Where the word "this" occurs in a line, return that line.

### Provided entries
···
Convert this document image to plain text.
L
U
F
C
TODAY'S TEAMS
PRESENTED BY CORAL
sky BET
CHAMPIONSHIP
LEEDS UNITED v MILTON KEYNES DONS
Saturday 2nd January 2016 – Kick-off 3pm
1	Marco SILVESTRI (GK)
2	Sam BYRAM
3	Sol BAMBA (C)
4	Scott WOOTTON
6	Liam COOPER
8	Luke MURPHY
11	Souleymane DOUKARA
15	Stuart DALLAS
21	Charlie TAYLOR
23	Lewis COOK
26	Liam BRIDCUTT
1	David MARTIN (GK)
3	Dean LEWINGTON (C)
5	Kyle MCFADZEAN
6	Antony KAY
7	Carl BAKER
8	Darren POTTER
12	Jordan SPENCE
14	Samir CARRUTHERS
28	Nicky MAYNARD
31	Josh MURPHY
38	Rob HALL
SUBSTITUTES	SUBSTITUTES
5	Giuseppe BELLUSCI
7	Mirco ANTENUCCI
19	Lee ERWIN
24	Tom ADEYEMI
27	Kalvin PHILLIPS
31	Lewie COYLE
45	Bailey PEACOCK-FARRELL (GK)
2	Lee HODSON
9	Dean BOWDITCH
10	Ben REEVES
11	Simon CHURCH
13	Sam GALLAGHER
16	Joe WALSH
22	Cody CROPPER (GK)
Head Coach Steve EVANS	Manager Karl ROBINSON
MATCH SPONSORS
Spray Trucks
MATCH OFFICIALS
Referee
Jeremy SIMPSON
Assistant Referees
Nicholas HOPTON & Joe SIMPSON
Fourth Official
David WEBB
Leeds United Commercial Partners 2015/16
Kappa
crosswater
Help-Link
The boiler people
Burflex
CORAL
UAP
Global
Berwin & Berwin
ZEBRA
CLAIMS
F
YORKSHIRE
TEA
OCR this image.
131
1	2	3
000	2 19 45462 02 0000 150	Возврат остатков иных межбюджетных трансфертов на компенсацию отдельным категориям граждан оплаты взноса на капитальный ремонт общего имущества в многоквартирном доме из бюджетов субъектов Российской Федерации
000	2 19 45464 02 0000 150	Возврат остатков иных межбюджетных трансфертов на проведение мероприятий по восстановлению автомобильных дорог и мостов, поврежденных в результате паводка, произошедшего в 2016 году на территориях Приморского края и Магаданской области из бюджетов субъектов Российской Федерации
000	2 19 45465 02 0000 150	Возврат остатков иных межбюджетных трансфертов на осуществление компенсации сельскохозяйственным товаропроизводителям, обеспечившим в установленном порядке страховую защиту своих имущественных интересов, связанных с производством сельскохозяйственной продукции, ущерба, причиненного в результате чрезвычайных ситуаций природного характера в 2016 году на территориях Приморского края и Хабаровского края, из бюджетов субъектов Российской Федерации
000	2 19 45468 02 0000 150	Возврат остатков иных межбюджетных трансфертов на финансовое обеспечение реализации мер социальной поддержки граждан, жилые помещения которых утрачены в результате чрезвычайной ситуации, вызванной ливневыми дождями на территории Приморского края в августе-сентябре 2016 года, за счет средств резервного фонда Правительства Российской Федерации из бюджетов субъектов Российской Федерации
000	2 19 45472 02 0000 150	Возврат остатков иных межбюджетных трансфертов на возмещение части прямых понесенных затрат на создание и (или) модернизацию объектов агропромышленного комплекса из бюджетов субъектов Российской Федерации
···
### Completed exercise
Convert this document image to plain text.
OCR this image.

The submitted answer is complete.